## Given task
Among the entries below, find the lines with "JSON" and copy them.

Stored data
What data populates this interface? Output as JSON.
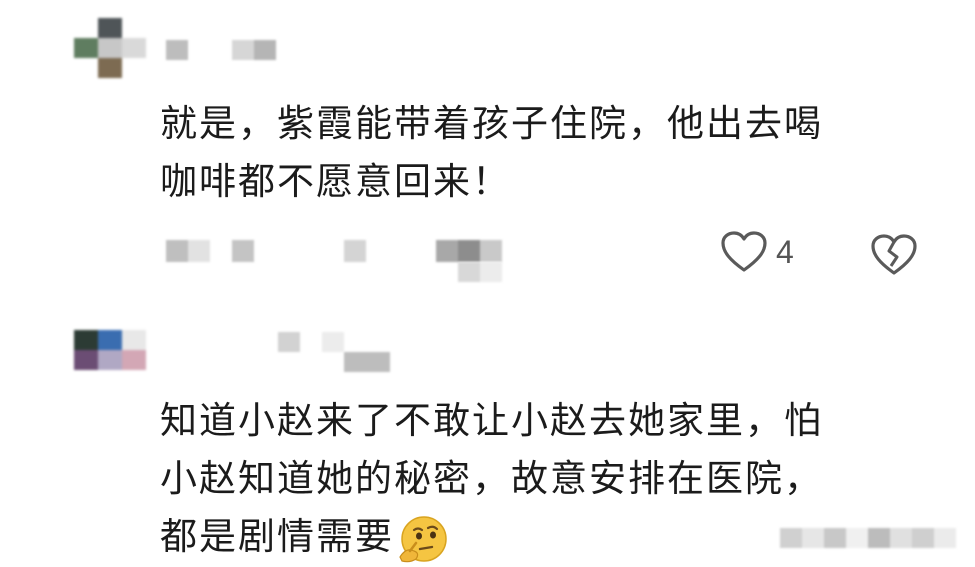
{
  "comments": [
    {
      "text_line1": "就是，紫霞能带着孩子住院，他出去喝",
      "text_line2": "咖啡都不愿意回来！",
      "like_count": "4",
      "icons": {
        "like": "heart-outline-icon",
        "dislike": "broken-heart-icon"
      }
    },
    {
      "text_line1": "知道小赵来了不敢让小赵去她家里，怕",
      "text_line2": "小赵知道她的秘密，故意安排在医院，",
      "text_line3": "都是剧情需要",
      "emoji": "thinking-face-emoji"
    }
  ],
  "colors": {
    "text": "#1b1b1b",
    "icon": "#5a5a5a",
    "emoji_yellow": "#f5c542"
  }
}
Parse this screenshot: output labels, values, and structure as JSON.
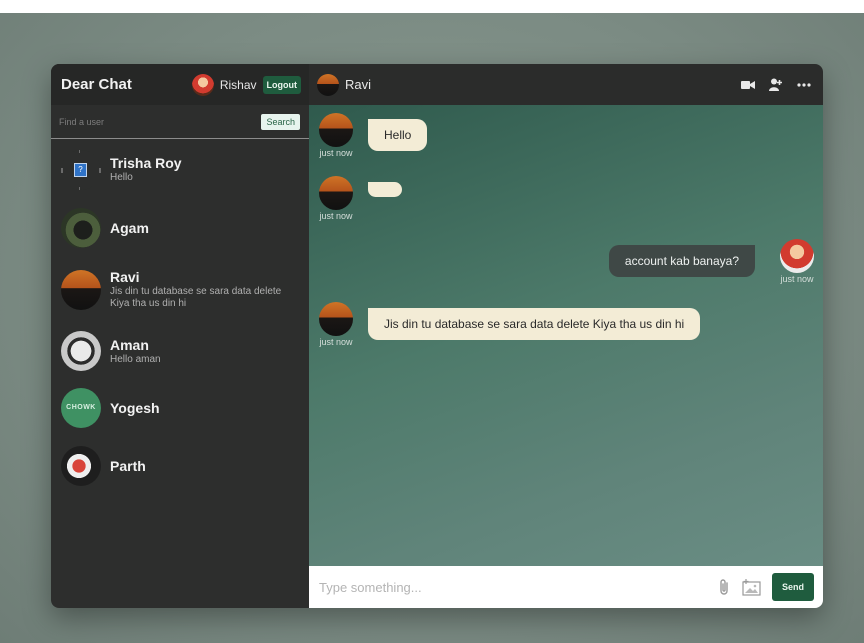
{
  "app": {
    "title": "Dear Chat",
    "current_user": "Rishav",
    "logout_label": "Logout"
  },
  "search": {
    "placeholder": "Find a user",
    "button_label": "Search"
  },
  "users": [
    {
      "name": "Trisha Roy",
      "last_message": "Hello"
    },
    {
      "name": "Agam",
      "last_message": ""
    },
    {
      "name": "Ravi",
      "last_message": "Jis din tu database se sara data delete Kiya tha us din hi"
    },
    {
      "name": "Aman",
      "last_message": "Hello aman"
    },
    {
      "name": "Yogesh",
      "last_message": "",
      "avatar_text": "CHOWK"
    },
    {
      "name": "Parth",
      "last_message": ""
    }
  ],
  "chat": {
    "contact_name": "Ravi",
    "icons": [
      "video-camera-icon",
      "add-user-icon",
      "more-icon"
    ],
    "messages": [
      {
        "from": "Ravi",
        "text": "Hello",
        "time": "just now"
      },
      {
        "from": "Ravi",
        "text": "",
        "time": "just now"
      },
      {
        "from": "Rishav",
        "text": "account kab banaya?",
        "time": "just now"
      },
      {
        "from": "Ravi",
        "text": "Jis din tu database se sara data delete Kiya tha us din hi",
        "time": "just now"
      }
    ]
  },
  "composer": {
    "placeholder": "Type something...",
    "send_label": "Send",
    "icons": [
      "attachment-icon",
      "image-icon"
    ]
  },
  "colors": {
    "accent": "#1f5c3e",
    "sidebar_bg": "#2d2e2d",
    "bubble_received": "#f3ecd6",
    "bubble_sent": "#3f4846"
  }
}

## Task output
What data populates this interface? Output as JSON.
Parse this screenshot: output labels, values, and structure as JSON.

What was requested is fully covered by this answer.